▶ **Set task**
Output every line below without omitting or altering anything.

------

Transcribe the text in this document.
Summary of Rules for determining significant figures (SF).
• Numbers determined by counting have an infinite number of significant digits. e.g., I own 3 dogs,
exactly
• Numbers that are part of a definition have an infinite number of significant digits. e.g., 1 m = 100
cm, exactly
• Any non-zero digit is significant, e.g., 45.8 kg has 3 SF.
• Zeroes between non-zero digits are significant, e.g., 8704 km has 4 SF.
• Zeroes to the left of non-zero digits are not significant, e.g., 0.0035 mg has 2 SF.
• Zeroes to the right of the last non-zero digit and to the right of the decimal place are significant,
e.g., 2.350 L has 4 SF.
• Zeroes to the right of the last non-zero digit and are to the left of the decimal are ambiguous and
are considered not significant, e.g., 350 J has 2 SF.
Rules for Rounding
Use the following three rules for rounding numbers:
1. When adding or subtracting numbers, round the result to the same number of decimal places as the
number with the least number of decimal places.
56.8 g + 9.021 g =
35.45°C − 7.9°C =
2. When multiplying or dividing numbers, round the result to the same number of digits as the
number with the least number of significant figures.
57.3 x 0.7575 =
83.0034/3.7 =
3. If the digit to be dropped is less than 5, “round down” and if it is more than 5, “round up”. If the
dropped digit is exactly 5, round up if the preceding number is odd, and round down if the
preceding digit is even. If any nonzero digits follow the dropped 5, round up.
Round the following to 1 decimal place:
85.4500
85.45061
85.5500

------

▶ **Answer to the exercise**
Transcribe the text in this document.
Summary of Rules for determining significant figures (SF).
• Numbers determined by counting have an infinite number of significant digits. e.g., I own 3 dogs,
exactly
• Numbers that are part of a definition have an infinite number of significant digits. e.g., 1 m = 100
cm, exactly
• Any non-zero digit is significant, e.g., 45.8 kg has 3 SF.
• Zeroes between non-zero digits are significant, e.g., 8704 km has 4 SF.
• Zeroes to the left of non-zero digits are not significant, e.g., 0.0035 mg has 2 SF.
• Zeroes to the right of the last non-zero digit and to the right of the decimal place are significant,
e.g., 2.350 L has 4 SF.
• Zeroes to the right of the last non-zero digit and are to the left of the decimal are ambiguous and
are considered not significant, e.g., 350 J has 2 SF.
Rules for Rounding
Use the following three rules for rounding numbers:
1. When adding or subtracting numbers, round the result to the same number of decimal places as the
number with the least number of decimal places.
56.8 g + 9.021 g =
35.45°C − 7.9°C =
2. When multiplying or dividing numbers, round the result to the same number of digits as the
number with the least number of significant figures.
57.3 x 0.7575 =
83.0034/3.7 =
3. If the digit to be dropped is less than 5, “round down” and if it is more than 5, “round up”. If the
dropped digit is exactly 5, round up if the preceding number is odd, and round down if the
preceding digit is even. If any nonzero digits follow the dropped 5, round up.
Round the following to 1 decimal place:
85.4500
85.45061
85.5500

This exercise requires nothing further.